Dataset records
--- begin ---
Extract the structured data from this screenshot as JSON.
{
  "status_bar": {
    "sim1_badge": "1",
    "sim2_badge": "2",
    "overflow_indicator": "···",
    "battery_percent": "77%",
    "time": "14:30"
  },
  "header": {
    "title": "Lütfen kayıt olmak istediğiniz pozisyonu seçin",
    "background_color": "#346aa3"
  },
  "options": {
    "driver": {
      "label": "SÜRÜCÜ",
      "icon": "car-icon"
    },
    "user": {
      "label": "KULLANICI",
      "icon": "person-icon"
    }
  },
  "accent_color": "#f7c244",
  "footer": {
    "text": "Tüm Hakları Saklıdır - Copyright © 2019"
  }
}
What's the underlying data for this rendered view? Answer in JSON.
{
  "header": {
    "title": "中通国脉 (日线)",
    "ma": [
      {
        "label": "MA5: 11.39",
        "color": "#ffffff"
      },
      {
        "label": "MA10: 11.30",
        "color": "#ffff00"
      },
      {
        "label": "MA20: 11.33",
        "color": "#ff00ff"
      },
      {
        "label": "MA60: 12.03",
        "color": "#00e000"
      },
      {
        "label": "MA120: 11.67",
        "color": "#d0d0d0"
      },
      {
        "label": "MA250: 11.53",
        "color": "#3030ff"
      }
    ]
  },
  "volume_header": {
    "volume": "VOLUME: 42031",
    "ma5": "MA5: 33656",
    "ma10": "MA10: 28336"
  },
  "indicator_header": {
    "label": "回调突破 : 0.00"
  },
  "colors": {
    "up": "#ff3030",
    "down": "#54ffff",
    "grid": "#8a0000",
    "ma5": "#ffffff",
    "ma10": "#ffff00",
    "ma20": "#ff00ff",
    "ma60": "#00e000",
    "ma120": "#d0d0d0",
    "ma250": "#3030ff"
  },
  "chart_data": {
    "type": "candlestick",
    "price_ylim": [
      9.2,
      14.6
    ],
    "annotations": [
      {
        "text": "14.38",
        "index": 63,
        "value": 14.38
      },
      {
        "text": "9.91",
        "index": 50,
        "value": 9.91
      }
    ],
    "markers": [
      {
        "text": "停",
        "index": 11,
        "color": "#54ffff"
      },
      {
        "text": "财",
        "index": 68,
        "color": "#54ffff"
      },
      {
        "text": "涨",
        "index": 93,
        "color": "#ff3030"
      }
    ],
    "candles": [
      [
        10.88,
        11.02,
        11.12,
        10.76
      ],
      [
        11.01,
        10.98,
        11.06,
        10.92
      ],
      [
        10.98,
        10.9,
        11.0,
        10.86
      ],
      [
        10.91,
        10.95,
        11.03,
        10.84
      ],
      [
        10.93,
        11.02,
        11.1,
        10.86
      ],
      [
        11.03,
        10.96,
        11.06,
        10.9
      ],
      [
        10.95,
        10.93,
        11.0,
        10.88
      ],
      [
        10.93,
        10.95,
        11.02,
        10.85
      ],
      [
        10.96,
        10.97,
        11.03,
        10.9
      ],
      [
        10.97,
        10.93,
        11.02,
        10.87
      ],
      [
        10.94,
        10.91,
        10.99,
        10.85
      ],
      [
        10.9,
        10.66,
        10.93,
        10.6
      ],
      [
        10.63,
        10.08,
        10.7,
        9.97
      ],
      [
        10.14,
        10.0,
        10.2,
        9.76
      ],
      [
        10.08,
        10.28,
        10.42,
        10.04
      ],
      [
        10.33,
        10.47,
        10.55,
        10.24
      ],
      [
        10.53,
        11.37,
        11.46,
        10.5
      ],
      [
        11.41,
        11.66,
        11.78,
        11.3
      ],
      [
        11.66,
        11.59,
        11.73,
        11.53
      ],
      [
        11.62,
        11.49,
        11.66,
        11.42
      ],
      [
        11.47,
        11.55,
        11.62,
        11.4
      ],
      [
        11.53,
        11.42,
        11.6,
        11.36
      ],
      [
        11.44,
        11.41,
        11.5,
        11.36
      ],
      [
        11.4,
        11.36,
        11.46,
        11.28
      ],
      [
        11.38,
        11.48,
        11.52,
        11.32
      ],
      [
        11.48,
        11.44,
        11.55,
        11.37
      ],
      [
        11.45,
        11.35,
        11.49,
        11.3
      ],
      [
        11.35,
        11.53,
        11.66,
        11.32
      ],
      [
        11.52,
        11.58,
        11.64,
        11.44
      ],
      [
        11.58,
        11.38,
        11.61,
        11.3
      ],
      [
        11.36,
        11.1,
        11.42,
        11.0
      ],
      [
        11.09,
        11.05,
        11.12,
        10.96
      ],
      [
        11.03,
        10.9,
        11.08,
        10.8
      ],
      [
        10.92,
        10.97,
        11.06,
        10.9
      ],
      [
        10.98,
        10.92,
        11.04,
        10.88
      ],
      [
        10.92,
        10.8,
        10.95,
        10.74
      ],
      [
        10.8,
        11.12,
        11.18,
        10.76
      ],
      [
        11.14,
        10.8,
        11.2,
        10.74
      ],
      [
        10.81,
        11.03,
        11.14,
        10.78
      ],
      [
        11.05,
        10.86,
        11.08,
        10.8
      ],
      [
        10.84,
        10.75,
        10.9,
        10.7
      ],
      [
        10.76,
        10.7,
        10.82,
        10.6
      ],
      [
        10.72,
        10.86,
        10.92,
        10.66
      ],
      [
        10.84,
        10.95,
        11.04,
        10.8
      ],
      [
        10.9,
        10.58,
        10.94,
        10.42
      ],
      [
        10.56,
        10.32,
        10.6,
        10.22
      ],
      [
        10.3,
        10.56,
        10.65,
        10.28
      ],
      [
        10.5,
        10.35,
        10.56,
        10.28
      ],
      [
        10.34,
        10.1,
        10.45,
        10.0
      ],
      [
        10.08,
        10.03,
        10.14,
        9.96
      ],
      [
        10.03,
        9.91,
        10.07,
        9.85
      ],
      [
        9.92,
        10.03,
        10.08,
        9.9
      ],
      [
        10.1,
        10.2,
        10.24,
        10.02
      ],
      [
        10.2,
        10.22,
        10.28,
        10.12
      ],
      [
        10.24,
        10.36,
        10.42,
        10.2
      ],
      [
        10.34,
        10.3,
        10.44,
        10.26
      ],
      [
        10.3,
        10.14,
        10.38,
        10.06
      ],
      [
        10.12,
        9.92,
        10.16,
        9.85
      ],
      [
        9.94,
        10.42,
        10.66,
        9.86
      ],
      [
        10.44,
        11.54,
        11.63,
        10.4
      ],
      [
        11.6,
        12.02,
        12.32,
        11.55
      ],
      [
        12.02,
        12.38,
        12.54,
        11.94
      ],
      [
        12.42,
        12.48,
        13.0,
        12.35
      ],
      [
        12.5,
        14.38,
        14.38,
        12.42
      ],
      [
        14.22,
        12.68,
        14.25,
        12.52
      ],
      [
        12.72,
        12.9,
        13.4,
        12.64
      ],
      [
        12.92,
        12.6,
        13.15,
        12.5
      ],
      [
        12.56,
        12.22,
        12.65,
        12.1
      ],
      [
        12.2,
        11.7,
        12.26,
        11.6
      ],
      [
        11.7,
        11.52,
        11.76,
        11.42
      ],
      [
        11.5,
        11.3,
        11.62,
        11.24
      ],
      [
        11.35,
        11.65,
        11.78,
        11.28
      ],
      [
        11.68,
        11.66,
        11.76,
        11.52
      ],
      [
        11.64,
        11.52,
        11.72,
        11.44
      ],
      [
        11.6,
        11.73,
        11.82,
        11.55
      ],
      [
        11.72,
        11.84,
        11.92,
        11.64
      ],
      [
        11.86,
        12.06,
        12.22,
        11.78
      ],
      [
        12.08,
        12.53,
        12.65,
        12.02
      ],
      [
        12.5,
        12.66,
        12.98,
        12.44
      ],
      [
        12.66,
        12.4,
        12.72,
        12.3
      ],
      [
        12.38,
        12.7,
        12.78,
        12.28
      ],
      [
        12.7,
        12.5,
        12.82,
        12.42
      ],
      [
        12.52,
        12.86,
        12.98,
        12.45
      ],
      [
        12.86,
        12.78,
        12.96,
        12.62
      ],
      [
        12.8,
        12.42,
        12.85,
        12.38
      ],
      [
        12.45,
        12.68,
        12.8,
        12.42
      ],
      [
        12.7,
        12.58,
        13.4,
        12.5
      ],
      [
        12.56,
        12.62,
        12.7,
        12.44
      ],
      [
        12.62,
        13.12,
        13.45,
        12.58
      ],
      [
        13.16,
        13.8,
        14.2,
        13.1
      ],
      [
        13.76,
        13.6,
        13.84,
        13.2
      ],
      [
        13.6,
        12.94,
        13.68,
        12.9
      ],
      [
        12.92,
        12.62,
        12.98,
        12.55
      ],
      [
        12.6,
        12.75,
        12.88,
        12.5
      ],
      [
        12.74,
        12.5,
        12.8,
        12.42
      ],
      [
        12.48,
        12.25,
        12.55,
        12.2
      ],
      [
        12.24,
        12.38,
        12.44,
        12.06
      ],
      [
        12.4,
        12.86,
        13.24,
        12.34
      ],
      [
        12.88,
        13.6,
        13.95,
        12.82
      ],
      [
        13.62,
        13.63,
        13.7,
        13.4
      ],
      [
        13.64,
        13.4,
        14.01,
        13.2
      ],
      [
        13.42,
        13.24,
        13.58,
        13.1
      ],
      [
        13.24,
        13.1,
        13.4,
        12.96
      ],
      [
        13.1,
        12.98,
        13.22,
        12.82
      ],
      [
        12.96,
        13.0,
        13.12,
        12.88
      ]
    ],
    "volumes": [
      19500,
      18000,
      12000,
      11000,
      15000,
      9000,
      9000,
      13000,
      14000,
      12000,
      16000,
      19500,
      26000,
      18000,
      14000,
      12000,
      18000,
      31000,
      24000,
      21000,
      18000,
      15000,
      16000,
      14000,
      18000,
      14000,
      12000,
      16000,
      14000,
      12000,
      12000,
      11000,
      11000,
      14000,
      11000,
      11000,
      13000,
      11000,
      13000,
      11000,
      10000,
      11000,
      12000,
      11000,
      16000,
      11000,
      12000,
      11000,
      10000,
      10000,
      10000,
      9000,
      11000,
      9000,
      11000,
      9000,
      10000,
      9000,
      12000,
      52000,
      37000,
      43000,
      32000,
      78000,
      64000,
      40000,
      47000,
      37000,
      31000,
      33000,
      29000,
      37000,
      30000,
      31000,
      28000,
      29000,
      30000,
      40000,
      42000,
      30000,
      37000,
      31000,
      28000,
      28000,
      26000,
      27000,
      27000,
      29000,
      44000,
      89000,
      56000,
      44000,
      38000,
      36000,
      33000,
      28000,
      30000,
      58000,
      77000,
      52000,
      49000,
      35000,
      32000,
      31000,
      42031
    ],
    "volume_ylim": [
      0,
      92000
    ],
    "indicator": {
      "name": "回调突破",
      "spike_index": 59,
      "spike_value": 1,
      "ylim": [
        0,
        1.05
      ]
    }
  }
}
--- end ---
Stated exercise: Check each line above for the word "label" and copy the ones that have it.

Task result:
      "label": "SÜRÜCÜ",
      "label": "KULLANICI",
        "label": "MA5: 11.39",
        "label": "MA10: 11.30",
        "label": "MA20: 11.33",
        "label": "MA60: 12.03",
        "label": "MA120: 11.67",
        "label": "MA250: 11.53",
    "label": "回调突破 : 0.00"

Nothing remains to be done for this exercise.